• _Supplied entries_
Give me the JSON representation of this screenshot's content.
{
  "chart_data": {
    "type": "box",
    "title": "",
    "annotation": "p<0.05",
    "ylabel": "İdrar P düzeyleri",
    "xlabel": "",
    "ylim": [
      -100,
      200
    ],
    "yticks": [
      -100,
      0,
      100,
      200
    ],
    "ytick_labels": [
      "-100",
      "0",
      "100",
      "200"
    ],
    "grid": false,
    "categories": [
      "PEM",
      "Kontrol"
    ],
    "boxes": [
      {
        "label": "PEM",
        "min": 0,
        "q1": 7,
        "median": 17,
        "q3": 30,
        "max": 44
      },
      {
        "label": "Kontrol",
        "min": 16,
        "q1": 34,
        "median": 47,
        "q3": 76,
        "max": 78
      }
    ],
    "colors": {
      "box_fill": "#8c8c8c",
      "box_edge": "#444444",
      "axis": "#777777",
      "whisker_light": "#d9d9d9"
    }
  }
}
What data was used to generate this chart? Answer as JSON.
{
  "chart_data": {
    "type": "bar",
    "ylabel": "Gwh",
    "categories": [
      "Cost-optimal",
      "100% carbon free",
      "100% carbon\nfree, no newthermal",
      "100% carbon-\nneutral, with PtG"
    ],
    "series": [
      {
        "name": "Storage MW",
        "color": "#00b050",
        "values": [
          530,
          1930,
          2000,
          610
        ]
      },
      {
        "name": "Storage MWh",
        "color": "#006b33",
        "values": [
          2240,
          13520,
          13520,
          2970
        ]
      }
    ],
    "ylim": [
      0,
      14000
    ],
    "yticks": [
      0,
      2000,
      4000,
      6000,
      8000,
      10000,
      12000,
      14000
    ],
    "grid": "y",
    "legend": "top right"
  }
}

• _Stated task_
Determine how many lines above contain "this" as a word or string. Give the number alone.

• _Result of the task_
2